_Aim of the exercise_. Reproduce every line of the data below verbatim, preserving its order and each character without alteration.

_Exercise data_.
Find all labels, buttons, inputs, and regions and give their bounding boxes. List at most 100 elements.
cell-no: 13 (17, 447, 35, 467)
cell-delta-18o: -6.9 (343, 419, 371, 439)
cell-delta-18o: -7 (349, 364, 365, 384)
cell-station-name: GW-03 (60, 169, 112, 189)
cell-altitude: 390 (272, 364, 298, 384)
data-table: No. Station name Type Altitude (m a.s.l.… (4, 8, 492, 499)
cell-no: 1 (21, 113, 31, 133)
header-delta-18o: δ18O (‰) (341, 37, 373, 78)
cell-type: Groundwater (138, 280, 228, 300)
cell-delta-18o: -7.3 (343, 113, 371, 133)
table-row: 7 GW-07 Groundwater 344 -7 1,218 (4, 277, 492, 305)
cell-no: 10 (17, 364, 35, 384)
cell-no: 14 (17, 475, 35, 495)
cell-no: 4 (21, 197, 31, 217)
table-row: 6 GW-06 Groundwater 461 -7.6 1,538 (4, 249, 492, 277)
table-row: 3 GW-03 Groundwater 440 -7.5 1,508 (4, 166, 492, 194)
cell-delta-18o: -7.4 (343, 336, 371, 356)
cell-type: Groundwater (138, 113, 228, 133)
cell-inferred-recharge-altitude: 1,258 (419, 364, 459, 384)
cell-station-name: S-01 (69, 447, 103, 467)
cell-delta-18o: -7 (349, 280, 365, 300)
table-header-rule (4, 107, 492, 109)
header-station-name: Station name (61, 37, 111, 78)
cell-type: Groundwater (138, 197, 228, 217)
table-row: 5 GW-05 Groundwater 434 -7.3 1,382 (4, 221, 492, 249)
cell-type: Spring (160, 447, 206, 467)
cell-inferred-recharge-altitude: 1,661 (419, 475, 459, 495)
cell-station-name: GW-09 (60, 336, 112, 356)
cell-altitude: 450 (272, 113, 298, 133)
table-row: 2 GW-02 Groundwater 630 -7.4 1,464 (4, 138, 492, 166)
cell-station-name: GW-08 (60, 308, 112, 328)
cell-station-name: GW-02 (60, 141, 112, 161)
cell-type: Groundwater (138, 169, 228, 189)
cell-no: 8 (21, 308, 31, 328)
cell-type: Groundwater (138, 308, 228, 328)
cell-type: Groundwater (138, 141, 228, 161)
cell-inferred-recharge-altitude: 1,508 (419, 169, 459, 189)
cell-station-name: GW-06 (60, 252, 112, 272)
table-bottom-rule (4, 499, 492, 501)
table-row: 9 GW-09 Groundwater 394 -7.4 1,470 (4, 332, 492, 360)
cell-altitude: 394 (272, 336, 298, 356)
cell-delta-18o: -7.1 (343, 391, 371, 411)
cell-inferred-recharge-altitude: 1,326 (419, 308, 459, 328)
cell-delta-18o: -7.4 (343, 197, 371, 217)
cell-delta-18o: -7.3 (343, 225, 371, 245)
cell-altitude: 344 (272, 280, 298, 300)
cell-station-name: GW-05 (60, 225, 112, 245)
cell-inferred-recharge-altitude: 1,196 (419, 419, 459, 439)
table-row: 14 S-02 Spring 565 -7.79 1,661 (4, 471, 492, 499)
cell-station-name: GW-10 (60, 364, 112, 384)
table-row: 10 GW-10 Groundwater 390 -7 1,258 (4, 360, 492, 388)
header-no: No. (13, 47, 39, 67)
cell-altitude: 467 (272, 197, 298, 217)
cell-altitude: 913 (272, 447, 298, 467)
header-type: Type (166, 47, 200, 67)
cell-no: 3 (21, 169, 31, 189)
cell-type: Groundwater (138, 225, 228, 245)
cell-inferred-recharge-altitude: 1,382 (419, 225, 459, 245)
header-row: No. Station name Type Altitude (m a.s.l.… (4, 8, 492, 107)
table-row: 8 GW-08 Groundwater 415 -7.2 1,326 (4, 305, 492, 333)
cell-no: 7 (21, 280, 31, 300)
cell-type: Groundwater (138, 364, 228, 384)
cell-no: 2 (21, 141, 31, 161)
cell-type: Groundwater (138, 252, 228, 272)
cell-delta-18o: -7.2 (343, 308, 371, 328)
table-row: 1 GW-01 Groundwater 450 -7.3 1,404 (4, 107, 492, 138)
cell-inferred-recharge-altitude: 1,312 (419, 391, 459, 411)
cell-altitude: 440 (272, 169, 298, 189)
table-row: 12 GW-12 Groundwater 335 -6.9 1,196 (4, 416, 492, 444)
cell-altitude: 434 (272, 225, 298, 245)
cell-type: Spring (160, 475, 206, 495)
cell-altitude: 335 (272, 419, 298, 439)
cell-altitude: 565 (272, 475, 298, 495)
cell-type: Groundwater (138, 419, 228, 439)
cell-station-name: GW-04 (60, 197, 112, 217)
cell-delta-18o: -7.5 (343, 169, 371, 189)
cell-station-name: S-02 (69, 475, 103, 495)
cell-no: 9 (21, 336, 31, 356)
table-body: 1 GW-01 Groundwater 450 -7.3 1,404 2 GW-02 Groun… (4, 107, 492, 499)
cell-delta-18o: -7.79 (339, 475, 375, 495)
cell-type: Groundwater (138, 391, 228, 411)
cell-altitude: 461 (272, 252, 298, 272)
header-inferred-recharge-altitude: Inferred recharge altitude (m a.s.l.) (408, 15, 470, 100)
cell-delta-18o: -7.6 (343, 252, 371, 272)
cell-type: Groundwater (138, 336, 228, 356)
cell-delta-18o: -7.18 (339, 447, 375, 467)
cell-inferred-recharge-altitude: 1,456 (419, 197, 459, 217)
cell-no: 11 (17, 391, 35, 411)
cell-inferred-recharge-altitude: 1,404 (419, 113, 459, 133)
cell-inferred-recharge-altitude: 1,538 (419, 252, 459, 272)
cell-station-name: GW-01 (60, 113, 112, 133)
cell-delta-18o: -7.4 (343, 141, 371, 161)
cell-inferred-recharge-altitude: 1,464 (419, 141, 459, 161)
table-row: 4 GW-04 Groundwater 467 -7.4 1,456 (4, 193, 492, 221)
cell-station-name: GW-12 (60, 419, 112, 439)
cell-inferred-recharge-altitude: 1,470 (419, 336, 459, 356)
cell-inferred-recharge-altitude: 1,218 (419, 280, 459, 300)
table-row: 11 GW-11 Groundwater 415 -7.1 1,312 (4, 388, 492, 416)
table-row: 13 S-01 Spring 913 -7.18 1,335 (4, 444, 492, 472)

_Final result_.
Find all labels, buttons, inputs, and regions and give their bounding boxes. List at most 100 elements.
cell-no: 13 (17, 447, 35, 467)
cell-delta-18o: -6.9 (343, 419, 371, 439)
cell-delta-18o: -7 (349, 364, 365, 384)
cell-station-name: GW-03 (60, 169, 112, 189)
cell-altitude: 390 (272, 364, 298, 384)
data-table: No. Station name Type Altitude (m a.s.l.… (4, 8, 492, 499)
cell-no: 1 (21, 113, 31, 133)
header-delta-18o: δ18O (‰) (341, 37, 373, 78)
cell-type: Groundwater (138, 280, 228, 300)
cell-delta-18o: -7.3 (343, 113, 371, 133)
table-row: 7 GW-07 Groundwater 344 -7 1,218 (4, 277, 492, 305)
cell-no: 10 (17, 364, 35, 384)
cell-no: 14 (17, 475, 35, 495)
cell-no: 4 (21, 197, 31, 217)
table-row: 6 GW-06 Groundwater 461 -7.6 1,538 (4, 249, 492, 277)
table-row: 3 GW-03 Groundwater 440 -7.5 1,508 (4, 166, 492, 194)
cell-delta-18o: -7.4 (343, 336, 371, 356)
cell-type: Groundwater (138, 113, 228, 133)
cell-inferred-recharge-altitude: 1,258 (419, 364, 459, 384)
cell-station-name: S-01 (69, 447, 103, 467)
cell-delta-18o: -7 (349, 280, 365, 300)
table-header-rule (4, 107, 492, 109)
header-station-name: Station name (61, 37, 111, 78)
cell-type: Groundwater (138, 197, 228, 217)
table-row: 5 GW-05 Groundwater 434 -7.3 1,382 (4, 221, 492, 249)
cell-type: Spring (160, 447, 206, 467)
cell-inferred-recharge-altitude: 1,661 (419, 475, 459, 495)
cell-station-name: GW-09 (60, 336, 112, 356)
cell-altitude: 450 (272, 113, 298, 133)
table-row: 2 GW-02 Groundwater 630 -7.4 1,464 (4, 138, 492, 166)
cell-station-name: GW-08 (60, 308, 112, 328)
cell-station-name: GW-02 (60, 141, 112, 161)
cell-type: Groundwater (138, 169, 228, 189)
cell-no: 8 (21, 308, 31, 328)
cell-type: Groundwater (138, 308, 228, 328)
cell-type: Groundwater (138, 141, 228, 161)
cell-inferred-recharge-altitude: 1,508 (419, 169, 459, 189)
cell-station-name: GW-06 (60, 252, 112, 272)
table-bottom-rule (4, 499, 492, 501)
table-row: 9 GW-09 Groundwater 394 -7.4 1,470 (4, 332, 492, 360)
cell-altitude: 394 (272, 336, 298, 356)
cell-delta-18o: -7.1 (343, 391, 371, 411)
cell-inferred-recharge-altitude: 1,326 (419, 308, 459, 328)
cell-delta-18o: -7.4 (343, 197, 371, 217)
cell-delta-18o: -7.3 (343, 225, 371, 245)
cell-altitude: 344 (272, 280, 298, 300)
cell-station-name: GW-05 (60, 225, 112, 245)
cell-inferred-recharge-altitude: 1,196 (419, 419, 459, 439)
table-row: 14 S-02 Spring 565 -7.79 1,661 (4, 471, 492, 499)
cell-station-name: GW-10 (60, 364, 112, 384)
table-row: 10 GW-10 Groundwater 390 -7 1,258 (4, 360, 492, 388)
header-no: No. (13, 47, 39, 67)
cell-altitude: 467 (272, 197, 298, 217)
cell-altitude: 913 (272, 447, 298, 467)
header-type: Type (166, 47, 200, 67)
cell-no: 3 (21, 169, 31, 189)
cell-type: Groundwater (138, 225, 228, 245)
cell-inferred-recharge-altitude: 1,382 (419, 225, 459, 245)
header-row: No. Station name Type Altitude (m a.s.l.… (4, 8, 492, 107)
table-row: 8 GW-08 Groundwater 415 -7.2 1,326 (4, 305, 492, 333)
cell-no: 7 (21, 280, 31, 300)
cell-type: Groundwater (138, 364, 228, 384)
cell-no: 2 (21, 141, 31, 161)
cell-type: Groundwater (138, 252, 228, 272)
cell-delta-18o: -7.2 (343, 308, 371, 328)
table-row: 1 GW-01 Groundwater 450 -7.3 1,404 (4, 107, 492, 138)
cell-inferred-recharge-altitude: 1,312 (419, 391, 459, 411)
cell-altitude: 440 (272, 169, 298, 189)
table-row: 12 GW-12 Groundwater 335 -6.9 1,196 (4, 416, 492, 444)
cell-altitude: 434 (272, 225, 298, 245)
cell-type: Spring (160, 475, 206, 495)
cell-altitude: 335 (272, 419, 298, 439)
cell-altitude: 565 (272, 475, 298, 495)
cell-type: Groundwater (138, 419, 228, 439)
cell-station-name: GW-04 (60, 197, 112, 217)
cell-delta-18o: -7.5 (343, 169, 371, 189)
cell-station-name: S-02 (69, 475, 103, 495)
cell-no: 9 (21, 336, 31, 356)
table-body: 1 GW-01 Groundwater 450 -7.3 1,404 2 GW-02 Groun… (4, 107, 492, 499)
cell-delta-18o: -7.79 (339, 475, 375, 495)
cell-type: Groundwater (138, 391, 228, 411)
cell-altitude: 461 (272, 252, 298, 272)
header-inferred-recharge-altitude: Inferred recharge altitude (m a.s.l.) (408, 15, 470, 100)
cell-delta-18o: -7.6 (343, 252, 371, 272)
cell-type: Groundwater (138, 336, 228, 356)
cell-delta-18o: -7.18 (339, 447, 375, 467)
cell-inferred-recharge-altitude: 1,456 (419, 197, 459, 217)
cell-no: 11 (17, 391, 35, 411)
cell-inferred-recharge-altitude: 1,404 (419, 113, 459, 133)
cell-inferred-recharge-altitude: 1,538 (419, 252, 459, 272)
cell-station-name: GW-01 (60, 113, 112, 133)
cell-delta-18o: -7.4 (343, 141, 371, 161)
cell-inferred-recharge-altitude: 1,464 (419, 141, 459, 161)
table-row: 4 GW-04 Groundwater 467 -7.4 1,456 (4, 193, 492, 221)
cell-station-name: GW-12 (60, 419, 112, 439)
cell-inferred-recharge-altitude: 1,470 (419, 336, 459, 356)
cell-inferred-recharge-altitude: 1,218 (419, 280, 459, 300)
table-row: 11 GW-11 Groundwater 415 -7.1 1,312 (4, 388, 492, 416)
table-row: 13 S-01 Spring 913 -7.18 1,335 (4, 444, 492, 472)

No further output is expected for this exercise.